SHORT EXERCISE >>
Put the lines of the listing below, from its start through the line containing "tab-sound-1[interactable]: Звук 1", into a JSON list of strings, one string per line. Leave out blank lines and include only those lines.

___ RECORD SET

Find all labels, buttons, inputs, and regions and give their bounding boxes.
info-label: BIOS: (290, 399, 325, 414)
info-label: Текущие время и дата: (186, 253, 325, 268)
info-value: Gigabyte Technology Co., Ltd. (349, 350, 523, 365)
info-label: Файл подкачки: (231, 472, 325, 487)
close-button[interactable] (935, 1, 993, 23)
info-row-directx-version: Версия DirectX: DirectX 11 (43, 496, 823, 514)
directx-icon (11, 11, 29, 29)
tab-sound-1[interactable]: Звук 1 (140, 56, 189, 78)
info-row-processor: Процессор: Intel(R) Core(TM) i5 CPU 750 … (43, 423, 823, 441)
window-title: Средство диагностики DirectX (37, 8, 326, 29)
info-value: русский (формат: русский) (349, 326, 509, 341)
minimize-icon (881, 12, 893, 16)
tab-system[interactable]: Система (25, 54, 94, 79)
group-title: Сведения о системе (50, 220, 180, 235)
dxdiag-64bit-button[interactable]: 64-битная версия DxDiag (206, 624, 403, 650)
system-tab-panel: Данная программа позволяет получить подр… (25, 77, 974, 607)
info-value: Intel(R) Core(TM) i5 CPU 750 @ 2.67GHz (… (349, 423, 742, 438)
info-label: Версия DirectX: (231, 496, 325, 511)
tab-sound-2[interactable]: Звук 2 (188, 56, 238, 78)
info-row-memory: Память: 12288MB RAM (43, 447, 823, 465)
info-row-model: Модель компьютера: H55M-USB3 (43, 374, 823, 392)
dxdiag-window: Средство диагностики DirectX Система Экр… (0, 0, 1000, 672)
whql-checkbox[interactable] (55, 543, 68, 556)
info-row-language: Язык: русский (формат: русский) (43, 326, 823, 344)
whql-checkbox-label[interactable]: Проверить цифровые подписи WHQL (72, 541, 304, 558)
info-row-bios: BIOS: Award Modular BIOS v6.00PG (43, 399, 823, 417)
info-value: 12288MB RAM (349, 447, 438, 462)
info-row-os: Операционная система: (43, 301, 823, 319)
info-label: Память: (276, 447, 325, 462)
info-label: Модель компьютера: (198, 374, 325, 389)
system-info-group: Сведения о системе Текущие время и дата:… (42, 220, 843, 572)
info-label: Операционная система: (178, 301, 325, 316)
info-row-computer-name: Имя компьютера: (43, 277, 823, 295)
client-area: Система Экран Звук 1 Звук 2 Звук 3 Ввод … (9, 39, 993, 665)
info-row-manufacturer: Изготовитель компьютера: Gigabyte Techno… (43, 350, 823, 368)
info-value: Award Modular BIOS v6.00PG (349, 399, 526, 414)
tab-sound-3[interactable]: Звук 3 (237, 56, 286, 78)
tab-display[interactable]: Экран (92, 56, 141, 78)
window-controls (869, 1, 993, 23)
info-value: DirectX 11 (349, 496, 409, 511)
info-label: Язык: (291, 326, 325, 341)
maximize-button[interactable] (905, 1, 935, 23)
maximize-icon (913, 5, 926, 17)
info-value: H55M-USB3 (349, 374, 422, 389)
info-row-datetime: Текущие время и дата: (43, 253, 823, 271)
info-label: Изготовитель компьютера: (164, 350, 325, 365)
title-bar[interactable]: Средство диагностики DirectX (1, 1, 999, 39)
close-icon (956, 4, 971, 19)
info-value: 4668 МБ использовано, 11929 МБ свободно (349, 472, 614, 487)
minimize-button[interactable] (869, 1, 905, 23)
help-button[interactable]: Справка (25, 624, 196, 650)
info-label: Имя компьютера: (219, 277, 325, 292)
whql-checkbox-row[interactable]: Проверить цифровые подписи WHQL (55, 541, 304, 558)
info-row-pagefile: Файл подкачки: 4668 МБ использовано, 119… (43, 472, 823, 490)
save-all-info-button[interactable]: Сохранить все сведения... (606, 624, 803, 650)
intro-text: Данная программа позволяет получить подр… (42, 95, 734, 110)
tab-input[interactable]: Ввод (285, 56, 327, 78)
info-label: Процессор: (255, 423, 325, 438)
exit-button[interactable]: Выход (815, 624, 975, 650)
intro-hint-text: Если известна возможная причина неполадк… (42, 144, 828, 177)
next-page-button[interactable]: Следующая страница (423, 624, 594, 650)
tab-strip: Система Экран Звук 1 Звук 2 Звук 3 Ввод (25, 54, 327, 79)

______

SOLUTION TO THIS TASK >>
[
  "Find all labels, buttons, inputs, and regions and give their bounding boxes.",
  "info-label: BIOS: (290, 399, 325, 414)",
  "info-label: Текущие время и дата: (186, 253, 325, 268)",
  "info-value: Gigabyte Technology Co., Ltd. (349, 350, 523, 365)",
  "info-label: Файл подкачки: (231, 472, 325, 487)",
  "close-button[interactable] (935, 1, 993, 23)",
  "info-row-directx-version: Версия DirectX: DirectX 11 (43, 496, 823, 514)",
  "directx-icon (11, 11, 29, 29)",
  "tab-sound-1[interactable]: Звук 1 (140, 56, 189, 78)"
]